Page extract ▸

----

This level roughly equates, according to modern-day measurements, to surface velocities averaging 5.2 to 6.0 miles per hour, and peaking at 6.7 to 7.9 miles per hour. Friction and occasionally strong headwinds would reduce this speed somewhat, such that we may reasonably assume a 5.5-mile-per-hour flatboat speed for the springtime launch scenario. If we assume twelve hours of travel per day (daylight in this region and season lasts thirteen to fourteen hours, minus time for launching, docking, problems, and other stops), we estimate progress at around 66 miles per day.
Gentry’s Landing at Rockport, lying between river miles 857 and 858 as enumerated from Pittsburgh, marked mile zero for Allen Gentry and Abraham Lincoln as they poled their flatboat into the gray Ohio River dawn, around Friday or Saturday, April 18–19, 1828. They launched carefully into the Ohio’s tricky “riffles” (ripples), something that Lincoln would later describe as a key skill for successful navigation. Within hours, he expanded his personal geography, laying eyes on terrain he had never seen before. The free North lay to their right; the slave South to their left. Gentry, the veteran, probably took pride in pointing features out to his friend. While the arctic blast two weeks earlier had killed nascent vegetation, forests and fields were now rejuvenating with new life, and it looked beautiful.
Danger lay below the beauty. Islands with sandy-bottomed aprons could trap a loaded flatboat beyond the capacity of two men to free it. Experienced boatmen watched for them assiduously—even in high water, which tended to mask and relocate obstacles, more so than eliminate them. Along with large towns, major confluences, prominent topographic features, and distinctive structures, islands served as mile markers and metrics of trip progress.
As April drew to a close, Gentry and Lincoln, unbeknownst to them, entered Louisiana waters. The Mississippi by this time finally ceased rising; still extraordinarily high and swift, the river would fall slightly by about eight inches during the remainder of their journey. The scenery remained undistinguished until shortly after the Yazoo River joined the Mississippi from the east, at which point a series of rugged hills and plunging ravines drew close to the river. Atop sat the community known by the Spanish as Nogales and by early Anglos as Walnut Hills (855th mile of the journey, 591st down the Mississippi, around April 30–May 1), until the Vick family and others from the New Jersey region settled there in 1820. By 1828, the well-situated city of Vicksburg commanded that lofty perch over the Mississippi. Conceivably it created a lasting mental image upon which Lincoln could draw thirty-five years later, when the fate of the nation rested in part on military action under his command here. Vicksburg’s landing, like most others, lay partially underwater in the spring of 1828.
With the wilderness of the inland delta behind him, Abraham Lincoln was now entering the heart of the Slave South for the first time in his life. He witnessed it from a river-landing perspective, and most assuredly saw numerous slaves in transit and in the fields well before arriving at New Orleans.

----

Written problem 1 ▸ In the flatboat passage, condense the paragraph beginning "Danger lay below the beauty" into a short bulleted list that keeps its main facts.
Written problem 2 ▸ From the flatboat passage, reproduce the text starting with "Gentry’s Landing at" and going on through "it looked beautiful.", substituting "vessel" for "flatboat".
Written problem 3 ▸ According to the flatboat passage, what did the Spanish call the community on the hills that later became Vicksburg?
The lines that come next have no connection to the flatboat passage.

Dataset excerpt ▸
----

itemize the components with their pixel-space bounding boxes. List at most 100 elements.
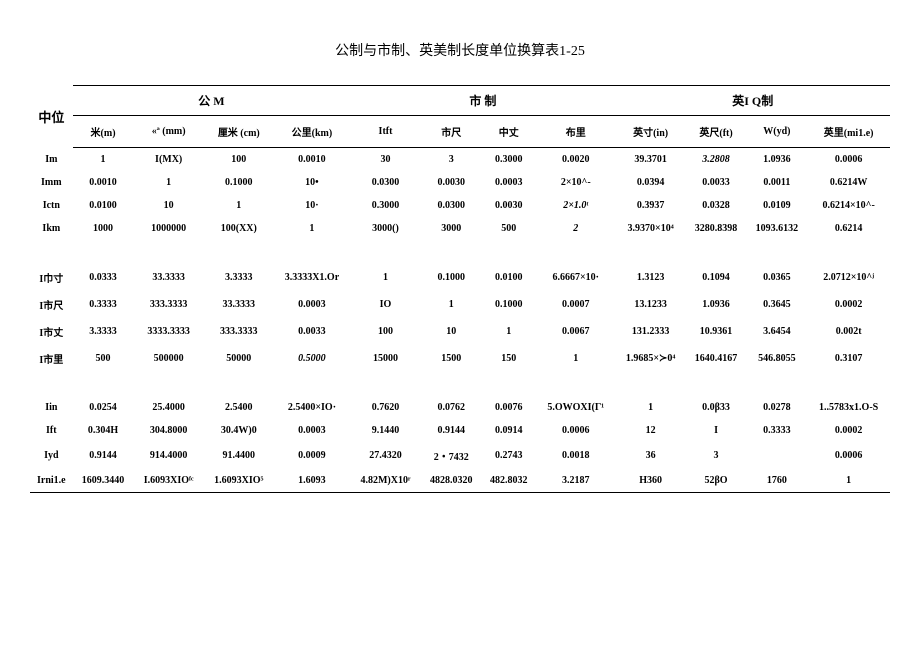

----

Complete answer 1 ▸
- Islands with sandy-bottomed aprons could trap a loaded flatboat so firmly that two men couldn't free it.
- Experienced boatmen watched closely for them, even in high water, which tended to hide and move obstacles rather than remove them.
- Islands, along with large towns, major confluences, prominent landforms, and distinctive structures, served as mile markers for tracking trip progress.

Complete answer 2 ▸
Gentry’s Landing at Rockport, lying between river miles 857 and 858 as enumerated from Pittsburgh, marked mile zero for Allen Gentry and Abraham Lincoln as they poled their vessel into the gray Ohio River dawn, around Friday or Saturday, April 18–19, 1828. They launched carefully into the Ohio’s tricky “riffles” (ripples), something that Lincoln would later describe as a key skill for successful navigation. Within hours, he expanded his personal geography, laying eyes on terrain he had never seen before. The free North lay to their right; the slave South to their left. Gentry, the veteran, probably took pride in pointing features out to his friend. While the arctic blast two weeks earlier had killed nascent vegetation, forests and fields were now rejuvenating with new life, and it looked beautiful.

Complete answer 3 ▸ Nogales.